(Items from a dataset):
━━━━━━━━━━━━━━━━━━━━━━━━━━━━━━

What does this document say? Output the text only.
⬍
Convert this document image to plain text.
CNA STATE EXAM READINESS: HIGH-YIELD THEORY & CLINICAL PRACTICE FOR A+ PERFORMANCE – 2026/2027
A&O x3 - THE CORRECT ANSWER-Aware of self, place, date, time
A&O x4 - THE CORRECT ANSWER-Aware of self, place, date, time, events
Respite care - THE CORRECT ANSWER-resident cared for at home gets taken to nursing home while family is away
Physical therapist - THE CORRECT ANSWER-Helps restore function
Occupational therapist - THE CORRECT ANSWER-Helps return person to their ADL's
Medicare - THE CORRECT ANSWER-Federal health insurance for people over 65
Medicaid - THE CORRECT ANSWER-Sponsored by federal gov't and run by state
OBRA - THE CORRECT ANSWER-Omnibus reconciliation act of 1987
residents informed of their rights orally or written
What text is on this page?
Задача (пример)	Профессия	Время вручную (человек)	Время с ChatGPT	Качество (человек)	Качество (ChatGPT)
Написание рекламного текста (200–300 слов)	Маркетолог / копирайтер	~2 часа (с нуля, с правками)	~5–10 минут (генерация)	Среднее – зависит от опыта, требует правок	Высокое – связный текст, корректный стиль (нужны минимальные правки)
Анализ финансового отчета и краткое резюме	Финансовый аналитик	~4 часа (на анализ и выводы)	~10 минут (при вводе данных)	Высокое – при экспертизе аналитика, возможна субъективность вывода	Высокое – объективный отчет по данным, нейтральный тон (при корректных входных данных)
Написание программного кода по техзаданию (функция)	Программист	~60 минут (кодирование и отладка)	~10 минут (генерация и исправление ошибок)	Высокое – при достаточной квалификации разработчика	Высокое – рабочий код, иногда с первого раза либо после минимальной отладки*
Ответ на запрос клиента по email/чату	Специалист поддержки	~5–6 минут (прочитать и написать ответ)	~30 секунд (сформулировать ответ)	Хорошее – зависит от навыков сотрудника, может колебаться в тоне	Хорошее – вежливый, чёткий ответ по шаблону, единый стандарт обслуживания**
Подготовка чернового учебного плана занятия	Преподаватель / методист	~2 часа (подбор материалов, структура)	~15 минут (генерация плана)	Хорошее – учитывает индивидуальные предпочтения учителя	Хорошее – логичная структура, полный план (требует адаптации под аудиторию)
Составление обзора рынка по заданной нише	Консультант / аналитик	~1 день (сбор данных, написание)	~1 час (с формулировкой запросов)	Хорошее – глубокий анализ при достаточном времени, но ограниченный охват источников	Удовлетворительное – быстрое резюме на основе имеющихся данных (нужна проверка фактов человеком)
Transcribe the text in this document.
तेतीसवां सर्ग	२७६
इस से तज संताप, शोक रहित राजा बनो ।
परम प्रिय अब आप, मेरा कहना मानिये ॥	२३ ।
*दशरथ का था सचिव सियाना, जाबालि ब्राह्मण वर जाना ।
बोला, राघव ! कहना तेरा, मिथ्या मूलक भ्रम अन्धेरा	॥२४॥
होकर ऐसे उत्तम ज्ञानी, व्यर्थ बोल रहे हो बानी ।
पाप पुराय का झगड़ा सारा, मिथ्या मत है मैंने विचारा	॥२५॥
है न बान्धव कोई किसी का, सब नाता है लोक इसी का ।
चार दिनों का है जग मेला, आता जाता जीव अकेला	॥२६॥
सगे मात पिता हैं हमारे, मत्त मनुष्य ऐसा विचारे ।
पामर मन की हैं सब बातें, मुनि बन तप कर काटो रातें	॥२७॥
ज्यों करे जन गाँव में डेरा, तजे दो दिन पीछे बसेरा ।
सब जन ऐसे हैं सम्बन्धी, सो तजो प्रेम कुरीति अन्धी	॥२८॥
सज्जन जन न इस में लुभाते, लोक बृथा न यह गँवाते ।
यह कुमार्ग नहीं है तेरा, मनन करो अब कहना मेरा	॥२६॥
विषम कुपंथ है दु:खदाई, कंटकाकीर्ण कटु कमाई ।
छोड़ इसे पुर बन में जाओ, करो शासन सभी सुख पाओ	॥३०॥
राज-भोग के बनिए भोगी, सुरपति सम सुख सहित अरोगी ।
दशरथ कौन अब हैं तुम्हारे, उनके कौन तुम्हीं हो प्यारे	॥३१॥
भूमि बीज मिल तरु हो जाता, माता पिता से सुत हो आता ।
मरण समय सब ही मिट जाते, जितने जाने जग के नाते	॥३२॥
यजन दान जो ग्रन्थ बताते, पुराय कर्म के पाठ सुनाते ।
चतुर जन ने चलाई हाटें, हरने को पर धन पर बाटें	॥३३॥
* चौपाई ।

━━━━━━━━━━━━━━━━━━━━━━━━━━━━━━

(THE TASK): Write out each line of the data that holds the string "минут".

(FULL ANSWER):
Написание рекламного текста (200–300 слов)	Маркетолог / копирайтер	~2 часа (с нуля, с правками)	~5–10 минут (генерация)	Среднее – зависит от опыта, требует правок	Высокое – связный текст, корректный стиль (нужны минимальные правки)
Анализ финансового отчета и краткое резюме	Финансовый аналитик	~4 часа (на анализ и выводы)	~10 минут (при вводе данных)	Высокое – при экспертизе аналитика, возможна субъективность вывода	Высокое – объективный отчет по данным, нейтральный тон (при корректных входных данных)
Написание программного кода по техзаданию (функция)	Программист	~60 минут (кодирование и отладка)	~10 минут (генерация и исправление ошибок)	Высокое – при достаточной квалификации разработчика	Высокое – рабочий код, иногда с первого раза либо после минимальной отладки*
Ответ на запрос клиента по email/чату	Специалист поддержки	~5–6 минут (прочитать и написать ответ)	~30 секунд (сформулировать ответ)	Хорошее – зависит от навыков сотрудника, может колебаться в тоне	Хорошее – вежливый, чёткий ответ по шаблону, единый стандарт обслуживания**
Подготовка чернового учебного плана занятия	Преподаватель / методист	~2 часа (подбор материалов, структура)	~15 минут (генерация плана)	Хорошее – учитывает индивидуальные предпочтения учителя	Хорошее – логичная структура, полный план (требует адаптации под аудиторию)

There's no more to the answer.